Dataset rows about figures
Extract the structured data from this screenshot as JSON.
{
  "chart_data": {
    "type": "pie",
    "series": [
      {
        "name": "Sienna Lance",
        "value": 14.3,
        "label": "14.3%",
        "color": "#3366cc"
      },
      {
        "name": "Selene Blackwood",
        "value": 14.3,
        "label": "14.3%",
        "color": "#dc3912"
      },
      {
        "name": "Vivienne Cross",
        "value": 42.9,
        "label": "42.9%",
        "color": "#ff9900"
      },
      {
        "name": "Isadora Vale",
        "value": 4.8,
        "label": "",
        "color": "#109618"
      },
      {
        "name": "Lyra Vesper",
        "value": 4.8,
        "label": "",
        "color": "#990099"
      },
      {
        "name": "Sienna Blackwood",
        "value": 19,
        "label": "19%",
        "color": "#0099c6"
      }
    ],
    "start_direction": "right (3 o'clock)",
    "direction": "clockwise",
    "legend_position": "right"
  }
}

--

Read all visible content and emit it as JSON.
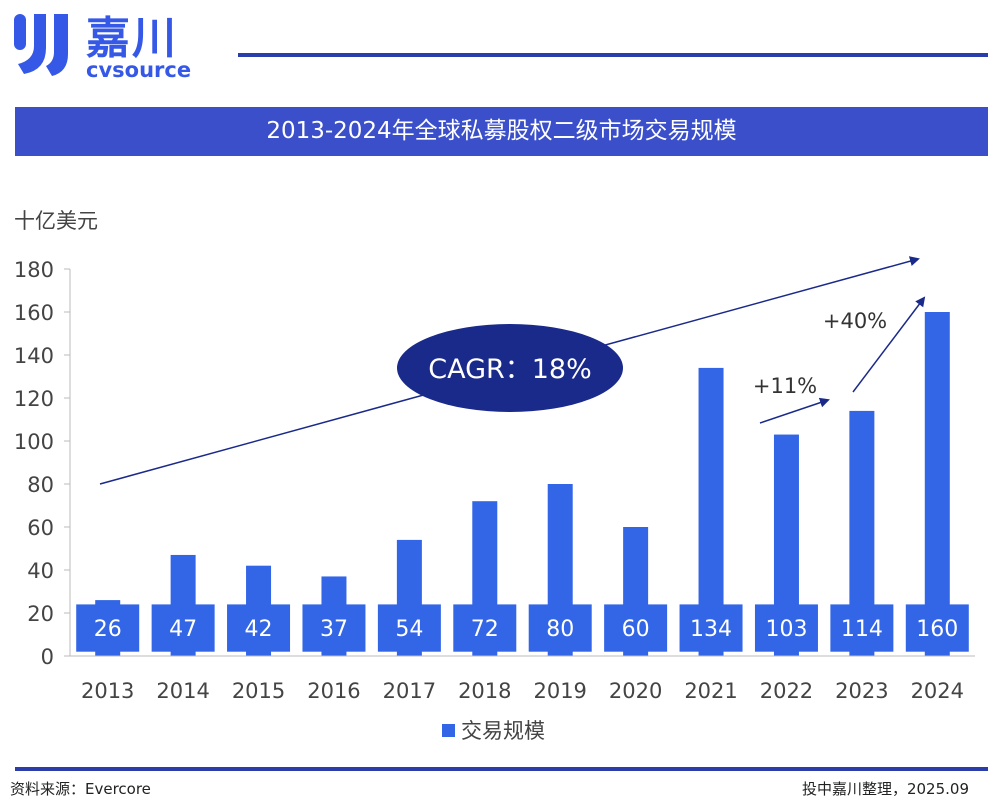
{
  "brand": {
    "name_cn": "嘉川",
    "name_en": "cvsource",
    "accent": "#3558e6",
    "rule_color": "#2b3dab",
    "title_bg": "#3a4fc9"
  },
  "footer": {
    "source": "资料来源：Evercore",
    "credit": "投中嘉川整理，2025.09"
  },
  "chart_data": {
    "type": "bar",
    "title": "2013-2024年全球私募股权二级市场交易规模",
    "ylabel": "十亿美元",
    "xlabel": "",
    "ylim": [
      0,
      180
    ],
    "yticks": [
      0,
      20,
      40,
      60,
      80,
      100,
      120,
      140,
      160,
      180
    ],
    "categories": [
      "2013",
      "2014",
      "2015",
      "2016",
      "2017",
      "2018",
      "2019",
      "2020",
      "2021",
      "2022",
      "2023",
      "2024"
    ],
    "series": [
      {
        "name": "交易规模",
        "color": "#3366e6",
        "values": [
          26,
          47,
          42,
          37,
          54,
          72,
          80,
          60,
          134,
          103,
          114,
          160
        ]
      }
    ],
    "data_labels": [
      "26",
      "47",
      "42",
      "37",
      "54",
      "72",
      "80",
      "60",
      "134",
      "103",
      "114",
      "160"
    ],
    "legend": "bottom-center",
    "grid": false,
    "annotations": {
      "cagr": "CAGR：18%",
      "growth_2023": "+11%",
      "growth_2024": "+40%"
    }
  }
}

## PROMPT
Identify the lines in the records above that contain the word "Blackwood", then state how many there are and nothing more.

## EXERCISE OUTPUT
2